Data for this exercise →
::::::
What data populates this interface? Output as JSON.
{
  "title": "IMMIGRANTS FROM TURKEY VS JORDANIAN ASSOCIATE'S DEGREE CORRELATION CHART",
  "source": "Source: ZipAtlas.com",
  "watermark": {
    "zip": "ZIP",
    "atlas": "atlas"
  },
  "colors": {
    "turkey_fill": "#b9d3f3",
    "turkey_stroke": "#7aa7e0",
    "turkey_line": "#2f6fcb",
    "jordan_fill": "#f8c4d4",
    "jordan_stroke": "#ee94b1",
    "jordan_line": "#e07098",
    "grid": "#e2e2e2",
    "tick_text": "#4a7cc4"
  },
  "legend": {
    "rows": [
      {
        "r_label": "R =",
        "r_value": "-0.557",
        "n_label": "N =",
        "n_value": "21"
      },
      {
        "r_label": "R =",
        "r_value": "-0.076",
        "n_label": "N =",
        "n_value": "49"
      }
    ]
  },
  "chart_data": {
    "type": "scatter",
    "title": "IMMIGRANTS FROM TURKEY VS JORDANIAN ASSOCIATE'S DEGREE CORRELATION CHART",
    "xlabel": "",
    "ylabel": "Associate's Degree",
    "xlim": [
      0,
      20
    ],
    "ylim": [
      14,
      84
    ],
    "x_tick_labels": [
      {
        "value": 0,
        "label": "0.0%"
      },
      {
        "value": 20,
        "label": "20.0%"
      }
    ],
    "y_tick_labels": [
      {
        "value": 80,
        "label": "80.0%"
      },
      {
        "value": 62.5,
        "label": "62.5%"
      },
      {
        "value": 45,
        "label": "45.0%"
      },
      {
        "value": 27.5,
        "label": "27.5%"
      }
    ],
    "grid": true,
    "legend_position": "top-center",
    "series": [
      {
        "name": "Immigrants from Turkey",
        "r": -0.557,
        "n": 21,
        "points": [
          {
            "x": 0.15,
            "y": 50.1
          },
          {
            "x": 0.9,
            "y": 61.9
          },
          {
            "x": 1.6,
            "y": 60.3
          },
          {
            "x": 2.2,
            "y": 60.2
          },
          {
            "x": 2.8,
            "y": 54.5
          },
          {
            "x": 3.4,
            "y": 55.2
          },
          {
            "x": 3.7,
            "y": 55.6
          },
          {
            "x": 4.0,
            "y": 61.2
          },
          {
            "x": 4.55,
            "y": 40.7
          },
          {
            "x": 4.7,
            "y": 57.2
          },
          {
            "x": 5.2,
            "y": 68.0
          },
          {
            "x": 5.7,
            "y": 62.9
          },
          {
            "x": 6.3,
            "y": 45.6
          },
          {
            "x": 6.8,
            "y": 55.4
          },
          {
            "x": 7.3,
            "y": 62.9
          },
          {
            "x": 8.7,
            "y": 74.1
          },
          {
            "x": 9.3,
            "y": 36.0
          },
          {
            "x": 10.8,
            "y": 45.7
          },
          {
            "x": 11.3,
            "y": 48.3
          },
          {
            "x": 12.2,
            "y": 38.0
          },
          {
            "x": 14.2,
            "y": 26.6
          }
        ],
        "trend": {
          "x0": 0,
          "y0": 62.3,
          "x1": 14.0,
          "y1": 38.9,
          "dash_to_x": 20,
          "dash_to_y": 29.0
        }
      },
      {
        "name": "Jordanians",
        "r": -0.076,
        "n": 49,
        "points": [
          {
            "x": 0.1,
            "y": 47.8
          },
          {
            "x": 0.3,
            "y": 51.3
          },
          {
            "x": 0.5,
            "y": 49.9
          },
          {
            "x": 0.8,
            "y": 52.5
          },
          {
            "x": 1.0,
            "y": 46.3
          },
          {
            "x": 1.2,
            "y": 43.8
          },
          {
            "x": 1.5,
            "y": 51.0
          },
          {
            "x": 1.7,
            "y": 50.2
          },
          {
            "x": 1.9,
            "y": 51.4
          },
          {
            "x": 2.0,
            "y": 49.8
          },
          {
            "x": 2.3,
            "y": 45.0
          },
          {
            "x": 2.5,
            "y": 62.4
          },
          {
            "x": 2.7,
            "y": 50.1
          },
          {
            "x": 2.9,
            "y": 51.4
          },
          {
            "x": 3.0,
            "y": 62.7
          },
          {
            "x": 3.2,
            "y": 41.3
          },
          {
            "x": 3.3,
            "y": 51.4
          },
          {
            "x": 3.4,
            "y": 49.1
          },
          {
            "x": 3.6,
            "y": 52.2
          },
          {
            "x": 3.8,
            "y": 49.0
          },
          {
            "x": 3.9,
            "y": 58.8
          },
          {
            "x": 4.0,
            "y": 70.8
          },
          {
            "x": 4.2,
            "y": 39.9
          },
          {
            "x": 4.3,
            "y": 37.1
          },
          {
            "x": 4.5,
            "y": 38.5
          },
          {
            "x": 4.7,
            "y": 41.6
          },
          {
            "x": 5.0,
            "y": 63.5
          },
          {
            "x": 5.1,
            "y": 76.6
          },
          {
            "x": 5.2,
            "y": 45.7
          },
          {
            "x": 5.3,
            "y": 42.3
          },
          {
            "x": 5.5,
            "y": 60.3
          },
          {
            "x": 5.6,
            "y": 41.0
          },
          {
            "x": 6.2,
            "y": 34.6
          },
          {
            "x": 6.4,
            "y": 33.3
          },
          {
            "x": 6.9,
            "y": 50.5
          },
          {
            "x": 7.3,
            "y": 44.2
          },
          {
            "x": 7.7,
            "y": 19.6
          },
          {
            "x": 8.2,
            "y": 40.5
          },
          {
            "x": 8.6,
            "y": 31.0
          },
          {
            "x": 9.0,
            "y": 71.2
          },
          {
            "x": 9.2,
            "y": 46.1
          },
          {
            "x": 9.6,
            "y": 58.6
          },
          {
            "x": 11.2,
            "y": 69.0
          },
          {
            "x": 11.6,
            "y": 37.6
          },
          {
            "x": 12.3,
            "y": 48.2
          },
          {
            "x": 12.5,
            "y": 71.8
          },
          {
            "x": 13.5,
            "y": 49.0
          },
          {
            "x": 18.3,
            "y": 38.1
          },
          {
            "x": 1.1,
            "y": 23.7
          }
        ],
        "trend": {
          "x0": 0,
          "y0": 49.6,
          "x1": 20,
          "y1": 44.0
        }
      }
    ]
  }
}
::::::
Stated task →
From the data above, extract every line in its exact form.

Answer below →
What data populates this interface? Output as JSON.
{
  "title": "IMMIGRANTS FROM TURKEY VS JORDANIAN ASSOCIATE'S DEGREE CORRELATION CHART",
  "source": "Source: ZipAtlas.com",
  "watermark": {
    "zip": "ZIP",
    "atlas": "atlas"
  },
  "colors": {
    "turkey_fill": "#b9d3f3",
    "turkey_stroke": "#7aa7e0",
    "turkey_line": "#2f6fcb",
    "jordan_fill": "#f8c4d4",
    "jordan_stroke": "#ee94b1",
    "jordan_line": "#e07098",
    "grid": "#e2e2e2",
    "tick_text": "#4a7cc4"
  },
  "legend": {
    "rows": [
      {
        "r_label": "R =",
        "r_value": "-0.557",
        "n_label": "N =",
        "n_value": "21"
      },
      {
        "r_label": "R =",
        "r_value": "-0.076",
        "n_label": "N =",
        "n_value": "49"
      }
    ]
  },
  "chart_data": {
    "type": "scatter",
    "title": "IMMIGRANTS FROM TURKEY VS JORDANIAN ASSOCIATE'S DEGREE CORRELATION CHART",
    "xlabel": "",
    "ylabel": "Associate's Degree",
    "xlim": [
      0,
      20
    ],
    "ylim": [
      14,
      84
    ],
    "x_tick_labels": [
      {
        "value": 0,
        "label": "0.0%"
      },
      {
        "value": 20,
        "label": "20.0%"
      }
    ],
    "y_tick_labels": [
      {
        "value": 80,
        "label": "80.0%"
      },
      {
        "value": 62.5,
        "label": "62.5%"
      },
      {
        "value": 45,
        "label": "45.0%"
      },
      {
        "value": 27.5,
        "label": "27.5%"
      }
    ],
    "grid": true,
    "legend_position": "top-center",
    "series": [
      {
        "name": "Immigrants from Turkey",
        "r": -0.557,
        "n": 21,
        "points": [
          {
            "x": 0.15,
            "y": 50.1
          },
          {
            "x": 0.9,
            "y": 61.9
          },
          {
            "x": 1.6,
            "y": 60.3
          },
          {
            "x": 2.2,
            "y": 60.2
          },
          {
            "x": 2.8,
            "y": 54.5
          },
          {
            "x": 3.4,
            "y": 55.2
          },
          {
            "x": 3.7,
            "y": 55.6
          },
          {
            "x": 4.0,
            "y": 61.2
          },
          {
            "x": 4.55,
            "y": 40.7
          },
          {
            "x": 4.7,
            "y": 57.2
          },
          {
            "x": 5.2,
            "y": 68.0
          },
          {
            "x": 5.7,
            "y": 62.9
          },
          {
            "x": 6.3,
            "y": 45.6
          },
          {
            "x": 6.8,
            "y": 55.4
          },
          {
            "x": 7.3,
            "y": 62.9
          },
          {
            "x": 8.7,
            "y": 74.1
          },
          {
            "x": 9.3,
            "y": 36.0
          },
          {
            "x": 10.8,
            "y": 45.7
          },
          {
            "x": 11.3,
            "y": 48.3
          },
          {
            "x": 12.2,
            "y": 38.0
          },
          {
            "x": 14.2,
            "y": 26.6
          }
        ],
        "trend": {
          "x0": 0,
          "y0": 62.3,
          "x1": 14.0,
          "y1": 38.9,
          "dash_to_x": 20,
          "dash_to_y": 29.0
        }
      },
      {
        "name": "Jordanians",
        "r": -0.076,
        "n": 49,
        "points": [
          {
            "x": 0.1,
            "y": 47.8
          },
          {
            "x": 0.3,
            "y": 51.3
          },
          {
            "x": 0.5,
            "y": 49.9
          },
          {
            "x": 0.8,
            "y": 52.5
          },
          {
            "x": 1.0,
            "y": 46.3
          },
          {
            "x": 1.2,
            "y": 43.8
          },
          {
            "x": 1.5,
            "y": 51.0
          },
          {
            "x": 1.7,
            "y": 50.2
          },
          {
            "x": 1.9,
            "y": 51.4
          },
          {
            "x": 2.0,
            "y": 49.8
          },
          {
            "x": 2.3,
            "y": 45.0
          },
          {
            "x": 2.5,
            "y": 62.4
          },
          {
            "x": 2.7,
            "y": 50.1
          },
          {
            "x": 2.9,
            "y": 51.4
          },
          {
            "x": 3.0,
            "y": 62.7
          },
          {
            "x": 3.2,
            "y": 41.3
          },
          {
            "x": 3.3,
            "y": 51.4
          },
          {
            "x": 3.4,
            "y": 49.1
          },
          {
            "x": 3.6,
            "y": 52.2
          },
          {
            "x": 3.8,
            "y": 49.0
          },
          {
            "x": 3.9,
            "y": 58.8
          },
          {
            "x": 4.0,
            "y": 70.8
          },
          {
            "x": 4.2,
            "y": 39.9
          },
          {
            "x": 4.3,
            "y": 37.1
          },
          {
            "x": 4.5,
            "y": 38.5
          },
          {
            "x": 4.7,
            "y": 41.6
          },
          {
            "x": 5.0,
            "y": 63.5
          },
          {
            "x": 5.1,
            "y": 76.6
          },
          {
            "x": 5.2,
            "y": 45.7
          },
          {
            "x": 5.3,
            "y": 42.3
          },
          {
            "x": 5.5,
            "y": 60.3
          },
          {
            "x": 5.6,
            "y": 41.0
          },
          {
            "x": 6.2,
            "y": 34.6
          },
          {
            "x": 6.4,
            "y": 33.3
          },
          {
            "x": 6.9,
            "y": 50.5
          },
          {
            "x": 7.3,
            "y": 44.2
          },
          {
            "x": 7.7,
            "y": 19.6
          },
          {
            "x": 8.2,
            "y": 40.5
          },
          {
            "x": 8.6,
            "y": 31.0
          },
          {
            "x": 9.0,
            "y": 71.2
          },
          {
            "x": 9.2,
            "y": 46.1
          },
          {
            "x": 9.6,
            "y": 58.6
          },
          {
            "x": 11.2,
            "y": 69.0
          },
          {
            "x": 11.6,
            "y": 37.6
          },
          {
            "x": 12.3,
            "y": 48.2
          },
          {
            "x": 12.5,
            "y": 71.8
          },
          {
            "x": 13.5,
            "y": 49.0
          },
          {
            "x": 18.3,
            "y": 38.1
          },
          {
            "x": 1.1,
            "y": 23.7
          }
        ],
        "trend": {
          "x0": 0,
          "y0": 49.6,
          "x1": 20,
          "y1": 44.0
        }
      }
    ]
  }
}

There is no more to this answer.